=== WORK TO BE COMPLETED ===
Pull every line containing "الخرقي" from the entries.

(Items listed in a dataset)

[Begin]

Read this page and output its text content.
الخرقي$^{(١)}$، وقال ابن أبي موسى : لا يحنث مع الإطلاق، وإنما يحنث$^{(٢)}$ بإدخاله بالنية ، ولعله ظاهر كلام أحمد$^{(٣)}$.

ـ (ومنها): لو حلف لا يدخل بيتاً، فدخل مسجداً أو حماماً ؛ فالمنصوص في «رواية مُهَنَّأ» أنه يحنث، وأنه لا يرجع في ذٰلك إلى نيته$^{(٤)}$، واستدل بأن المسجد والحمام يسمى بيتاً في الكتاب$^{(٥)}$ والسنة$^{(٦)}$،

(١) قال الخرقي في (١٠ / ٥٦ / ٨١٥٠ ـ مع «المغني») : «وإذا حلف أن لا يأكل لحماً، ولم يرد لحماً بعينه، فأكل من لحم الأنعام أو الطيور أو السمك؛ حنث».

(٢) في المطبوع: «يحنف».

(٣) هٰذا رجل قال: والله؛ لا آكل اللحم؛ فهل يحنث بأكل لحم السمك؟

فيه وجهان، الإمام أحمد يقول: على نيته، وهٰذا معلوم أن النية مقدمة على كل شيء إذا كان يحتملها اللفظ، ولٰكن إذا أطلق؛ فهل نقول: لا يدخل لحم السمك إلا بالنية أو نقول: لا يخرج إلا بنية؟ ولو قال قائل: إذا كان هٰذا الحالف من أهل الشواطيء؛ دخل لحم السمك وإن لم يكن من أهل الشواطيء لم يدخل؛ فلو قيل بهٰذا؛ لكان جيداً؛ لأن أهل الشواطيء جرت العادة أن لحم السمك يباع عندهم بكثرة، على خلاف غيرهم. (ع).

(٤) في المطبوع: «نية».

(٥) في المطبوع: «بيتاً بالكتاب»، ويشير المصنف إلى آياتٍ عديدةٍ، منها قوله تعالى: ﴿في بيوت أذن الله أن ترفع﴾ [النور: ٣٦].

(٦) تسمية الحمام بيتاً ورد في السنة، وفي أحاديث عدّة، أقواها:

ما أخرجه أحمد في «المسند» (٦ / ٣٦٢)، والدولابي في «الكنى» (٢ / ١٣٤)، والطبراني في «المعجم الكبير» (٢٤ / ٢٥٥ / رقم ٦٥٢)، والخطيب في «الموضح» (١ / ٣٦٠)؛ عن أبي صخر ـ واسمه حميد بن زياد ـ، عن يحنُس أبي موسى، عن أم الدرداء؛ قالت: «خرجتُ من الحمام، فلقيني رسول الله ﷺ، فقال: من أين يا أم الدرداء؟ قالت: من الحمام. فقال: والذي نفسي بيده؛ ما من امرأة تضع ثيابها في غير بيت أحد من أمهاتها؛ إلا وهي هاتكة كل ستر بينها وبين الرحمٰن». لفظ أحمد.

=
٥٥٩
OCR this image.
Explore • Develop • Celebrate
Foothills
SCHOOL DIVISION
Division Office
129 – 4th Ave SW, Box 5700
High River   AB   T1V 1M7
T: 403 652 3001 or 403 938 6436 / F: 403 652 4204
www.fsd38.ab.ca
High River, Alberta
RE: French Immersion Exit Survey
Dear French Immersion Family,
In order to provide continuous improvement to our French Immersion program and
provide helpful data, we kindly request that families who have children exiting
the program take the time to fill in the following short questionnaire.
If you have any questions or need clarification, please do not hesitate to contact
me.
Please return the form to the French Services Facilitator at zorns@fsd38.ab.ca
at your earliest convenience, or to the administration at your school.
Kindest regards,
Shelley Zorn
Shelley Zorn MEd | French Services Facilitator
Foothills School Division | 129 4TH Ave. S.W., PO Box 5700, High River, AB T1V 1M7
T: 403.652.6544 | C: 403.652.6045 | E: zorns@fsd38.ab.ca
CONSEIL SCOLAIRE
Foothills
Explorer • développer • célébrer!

[End]

=== FINAL RESULT ===
الخرقي$^{(١)}$، وقال ابن أبي موسى : لا يحنث مع الإطلاق، وإنما يحنث$^{(٢)}$ بإدخاله بالنية ، ولعله ظاهر كلام أحمد$^{(٣)}$.
(١) قال الخرقي في (١٠ / ٥٦ / ٨١٥٠ ـ مع «المغني») : «وإذا حلف أن لا يأكل لحماً، ولم يرد لحماً بعينه، فأكل من لحم الأنعام أو الطيور أو السمك؛ حنث».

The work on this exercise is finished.